• Task directions: Please copy out, word for word, the lines of the material from the line containing "message-line: 5) /usr/local/oracle/product/bin/emctl" through the line containing "message-line: [171, 628, 681, 643]", both included.

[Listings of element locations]
———
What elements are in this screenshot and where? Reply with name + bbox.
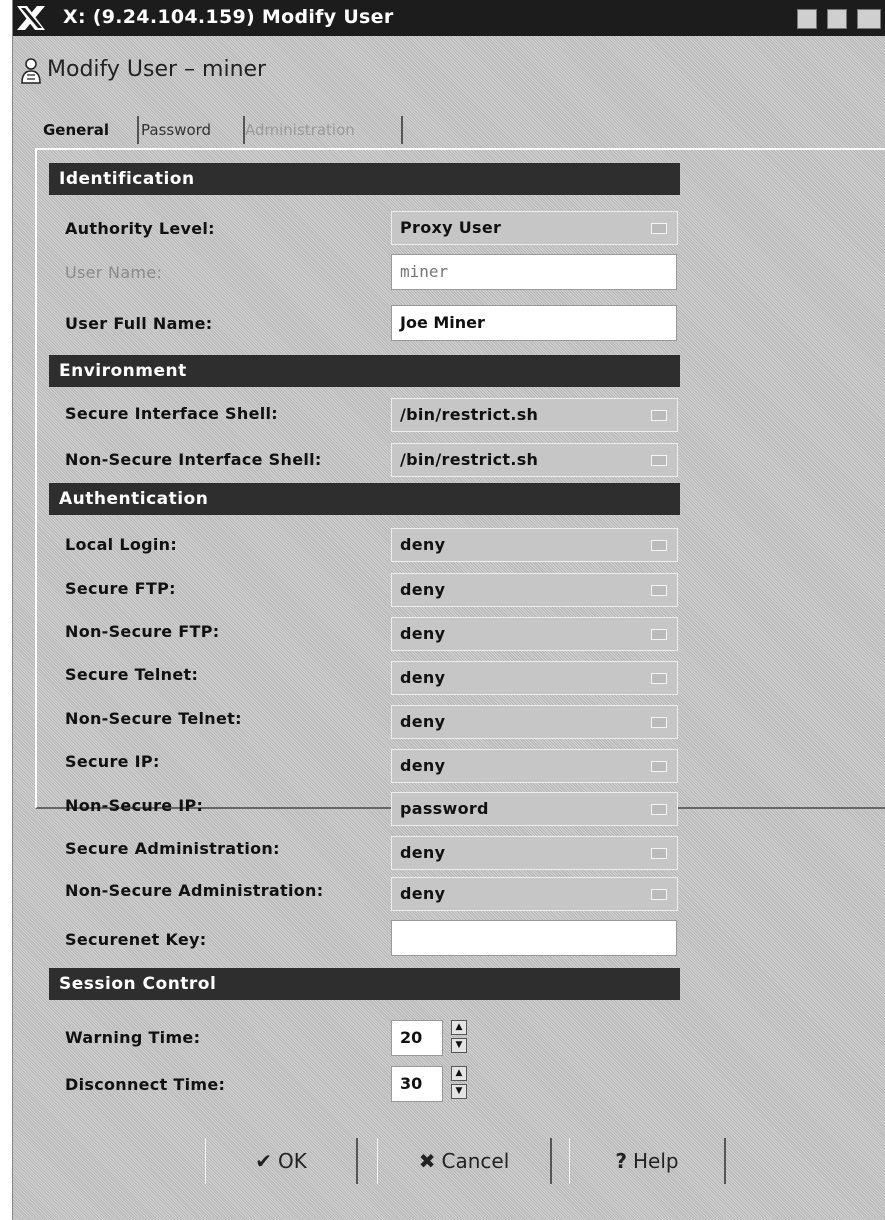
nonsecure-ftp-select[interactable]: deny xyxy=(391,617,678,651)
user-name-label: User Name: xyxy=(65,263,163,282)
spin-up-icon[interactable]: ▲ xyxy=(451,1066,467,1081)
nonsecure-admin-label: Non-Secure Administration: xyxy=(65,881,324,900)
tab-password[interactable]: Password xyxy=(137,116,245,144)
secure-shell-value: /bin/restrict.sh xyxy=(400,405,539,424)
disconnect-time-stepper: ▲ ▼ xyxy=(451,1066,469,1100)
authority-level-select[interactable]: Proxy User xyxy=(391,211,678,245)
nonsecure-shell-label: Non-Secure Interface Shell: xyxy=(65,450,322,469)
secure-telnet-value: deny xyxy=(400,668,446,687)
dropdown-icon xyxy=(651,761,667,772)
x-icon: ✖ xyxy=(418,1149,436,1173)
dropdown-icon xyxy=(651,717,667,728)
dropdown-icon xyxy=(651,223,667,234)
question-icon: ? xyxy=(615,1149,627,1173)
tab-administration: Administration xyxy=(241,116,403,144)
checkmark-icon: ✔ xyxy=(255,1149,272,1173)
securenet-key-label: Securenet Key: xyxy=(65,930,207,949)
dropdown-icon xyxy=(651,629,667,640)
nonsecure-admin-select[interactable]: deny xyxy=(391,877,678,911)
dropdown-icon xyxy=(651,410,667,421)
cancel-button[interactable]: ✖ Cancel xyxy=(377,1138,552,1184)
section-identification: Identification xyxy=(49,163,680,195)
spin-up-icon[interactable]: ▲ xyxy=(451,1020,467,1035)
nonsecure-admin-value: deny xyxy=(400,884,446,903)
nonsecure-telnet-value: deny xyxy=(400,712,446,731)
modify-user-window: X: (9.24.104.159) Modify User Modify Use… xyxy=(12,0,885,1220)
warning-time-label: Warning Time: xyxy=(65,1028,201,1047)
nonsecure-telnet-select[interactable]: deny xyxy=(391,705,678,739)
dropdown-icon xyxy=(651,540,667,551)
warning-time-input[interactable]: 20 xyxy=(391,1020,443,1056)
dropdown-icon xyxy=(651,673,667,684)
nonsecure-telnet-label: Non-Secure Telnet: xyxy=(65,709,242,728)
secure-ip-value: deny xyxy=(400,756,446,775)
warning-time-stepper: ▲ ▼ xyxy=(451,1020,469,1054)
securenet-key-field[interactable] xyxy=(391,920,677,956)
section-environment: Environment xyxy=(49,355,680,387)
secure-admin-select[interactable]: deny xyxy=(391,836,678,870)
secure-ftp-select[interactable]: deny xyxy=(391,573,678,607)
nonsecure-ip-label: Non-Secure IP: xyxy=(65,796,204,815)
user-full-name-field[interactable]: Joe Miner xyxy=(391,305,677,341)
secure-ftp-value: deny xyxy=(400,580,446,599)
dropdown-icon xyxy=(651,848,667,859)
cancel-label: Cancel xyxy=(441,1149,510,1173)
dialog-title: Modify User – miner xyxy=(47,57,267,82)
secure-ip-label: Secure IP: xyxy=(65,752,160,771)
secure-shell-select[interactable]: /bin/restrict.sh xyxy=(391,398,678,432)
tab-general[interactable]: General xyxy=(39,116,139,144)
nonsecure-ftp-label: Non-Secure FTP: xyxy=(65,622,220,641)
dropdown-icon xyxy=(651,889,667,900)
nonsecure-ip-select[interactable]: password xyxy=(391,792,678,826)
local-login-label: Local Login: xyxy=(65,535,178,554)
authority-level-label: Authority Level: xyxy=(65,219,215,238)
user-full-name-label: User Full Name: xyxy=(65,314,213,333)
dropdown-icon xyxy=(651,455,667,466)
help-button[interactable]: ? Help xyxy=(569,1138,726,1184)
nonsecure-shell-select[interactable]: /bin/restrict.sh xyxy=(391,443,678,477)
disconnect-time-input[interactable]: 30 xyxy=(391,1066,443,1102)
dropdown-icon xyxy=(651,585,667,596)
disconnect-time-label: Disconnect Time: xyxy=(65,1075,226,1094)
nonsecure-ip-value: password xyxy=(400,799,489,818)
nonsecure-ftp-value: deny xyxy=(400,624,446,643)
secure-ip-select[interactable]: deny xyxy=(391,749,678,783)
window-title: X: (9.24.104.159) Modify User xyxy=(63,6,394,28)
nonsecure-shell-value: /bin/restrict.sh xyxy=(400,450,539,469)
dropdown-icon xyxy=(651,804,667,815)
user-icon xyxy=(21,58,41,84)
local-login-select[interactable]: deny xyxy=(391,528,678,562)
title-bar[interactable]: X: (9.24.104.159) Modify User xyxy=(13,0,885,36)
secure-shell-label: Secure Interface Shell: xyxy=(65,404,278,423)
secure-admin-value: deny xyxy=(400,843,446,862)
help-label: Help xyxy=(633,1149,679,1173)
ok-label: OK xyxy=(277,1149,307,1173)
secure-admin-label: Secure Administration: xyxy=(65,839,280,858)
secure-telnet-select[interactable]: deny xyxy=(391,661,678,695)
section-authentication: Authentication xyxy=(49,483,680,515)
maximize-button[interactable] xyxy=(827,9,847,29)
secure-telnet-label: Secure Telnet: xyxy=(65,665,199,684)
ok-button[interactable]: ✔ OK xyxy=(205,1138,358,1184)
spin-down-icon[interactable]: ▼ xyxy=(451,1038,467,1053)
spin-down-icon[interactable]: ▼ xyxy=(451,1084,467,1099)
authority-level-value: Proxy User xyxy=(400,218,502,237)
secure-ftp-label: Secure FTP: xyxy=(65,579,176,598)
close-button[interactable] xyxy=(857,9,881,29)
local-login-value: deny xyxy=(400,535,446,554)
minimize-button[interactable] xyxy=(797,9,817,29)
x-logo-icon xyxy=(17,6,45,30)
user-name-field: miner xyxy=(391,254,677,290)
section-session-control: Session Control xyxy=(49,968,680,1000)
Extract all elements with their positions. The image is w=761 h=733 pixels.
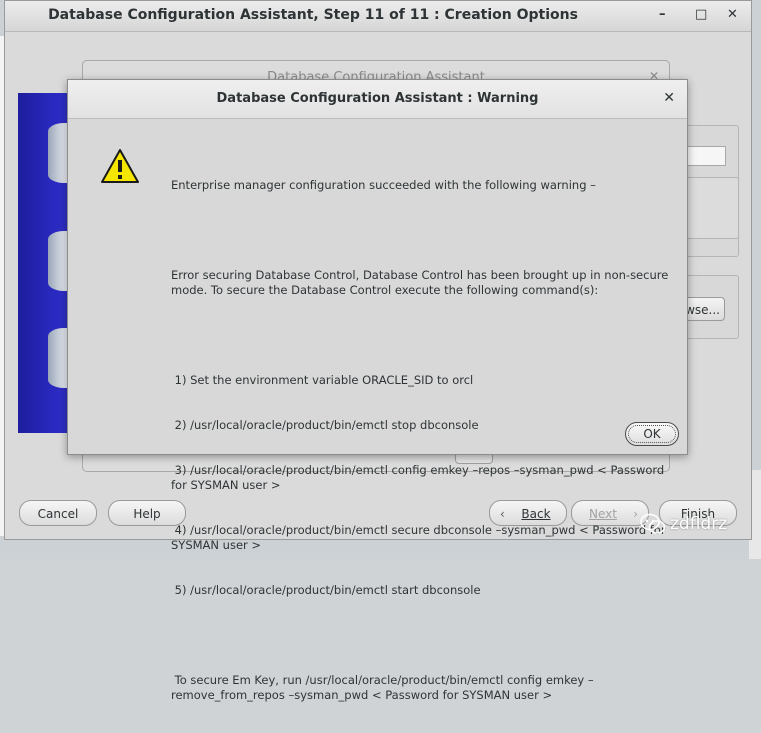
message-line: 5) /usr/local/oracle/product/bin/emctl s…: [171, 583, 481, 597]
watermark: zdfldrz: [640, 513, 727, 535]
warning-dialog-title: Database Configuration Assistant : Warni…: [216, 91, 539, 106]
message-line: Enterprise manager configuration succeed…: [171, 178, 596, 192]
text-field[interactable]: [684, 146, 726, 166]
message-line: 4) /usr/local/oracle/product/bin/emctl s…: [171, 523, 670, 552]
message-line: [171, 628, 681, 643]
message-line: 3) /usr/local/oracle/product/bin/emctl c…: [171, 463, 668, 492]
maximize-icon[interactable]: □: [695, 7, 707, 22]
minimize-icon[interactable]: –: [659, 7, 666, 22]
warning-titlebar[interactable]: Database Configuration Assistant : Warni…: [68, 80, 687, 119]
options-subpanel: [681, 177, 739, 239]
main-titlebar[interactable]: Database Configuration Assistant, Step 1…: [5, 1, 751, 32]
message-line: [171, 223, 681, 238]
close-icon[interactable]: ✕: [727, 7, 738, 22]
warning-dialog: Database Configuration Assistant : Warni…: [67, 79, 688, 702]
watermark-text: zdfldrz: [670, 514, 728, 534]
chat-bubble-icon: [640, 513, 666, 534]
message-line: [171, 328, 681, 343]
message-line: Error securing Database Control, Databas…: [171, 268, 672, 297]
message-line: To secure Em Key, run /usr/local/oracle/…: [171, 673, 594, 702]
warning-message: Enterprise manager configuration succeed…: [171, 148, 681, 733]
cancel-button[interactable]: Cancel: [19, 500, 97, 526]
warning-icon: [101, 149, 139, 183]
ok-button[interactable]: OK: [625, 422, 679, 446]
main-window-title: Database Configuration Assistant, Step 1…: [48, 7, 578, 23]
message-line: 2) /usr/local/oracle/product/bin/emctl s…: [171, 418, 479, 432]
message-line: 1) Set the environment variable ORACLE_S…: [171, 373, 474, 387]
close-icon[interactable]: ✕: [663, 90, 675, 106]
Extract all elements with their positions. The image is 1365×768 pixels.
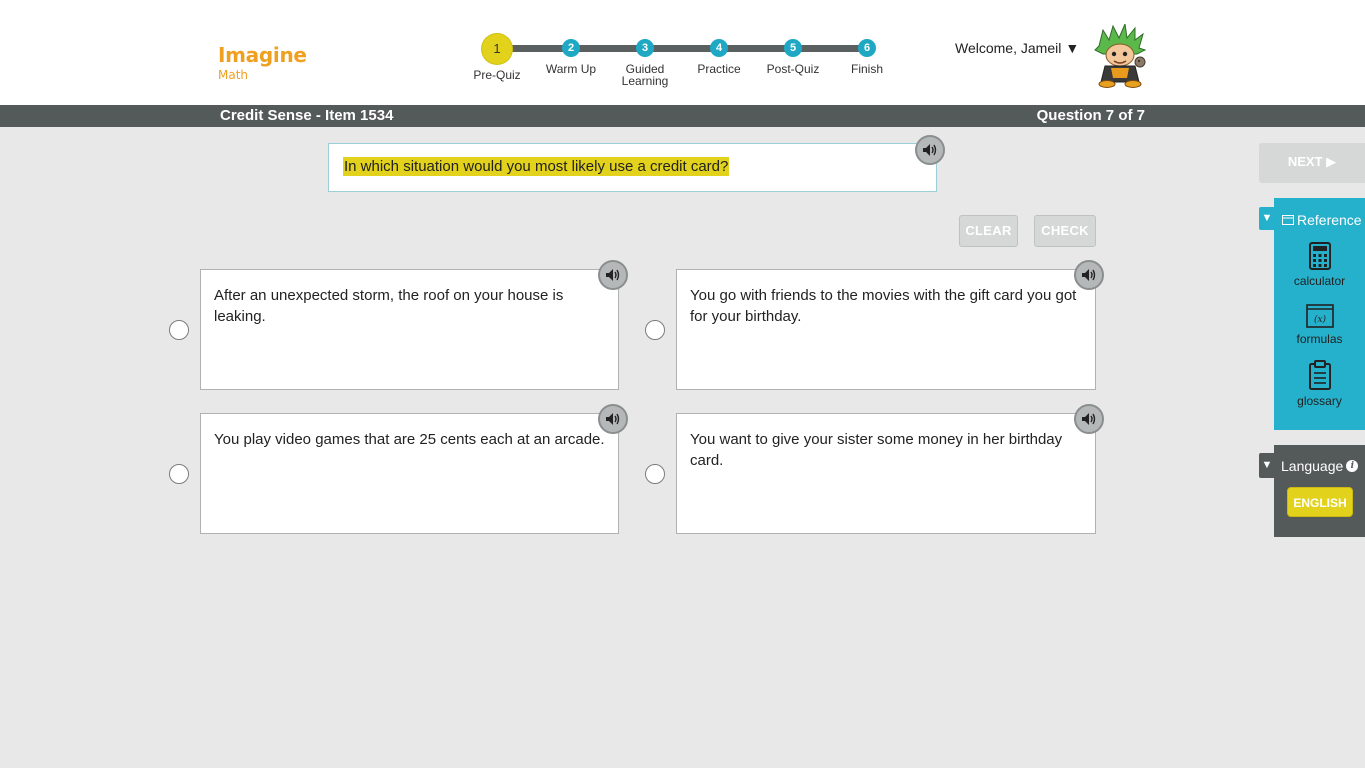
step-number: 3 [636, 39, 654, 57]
———
• Output below:
message-line: 5) /usr/local/oracle/product/bin/emctl s…: [171, 583, 481, 597]
watermark: zdfldrz: [640, 513, 727, 535]
warning-dialog-title: Database Configuration Assistant : Warni…: [216, 91, 539, 106]
message-line: Enterprise manager configuration succeed…: [171, 178, 596, 192]
text-field[interactable]: [684, 146, 726, 166]
message-line: 4) /usr/local/oracle/product/bin/emctl s…: [171, 523, 670, 552]
message-line: [171, 628, 681, 643]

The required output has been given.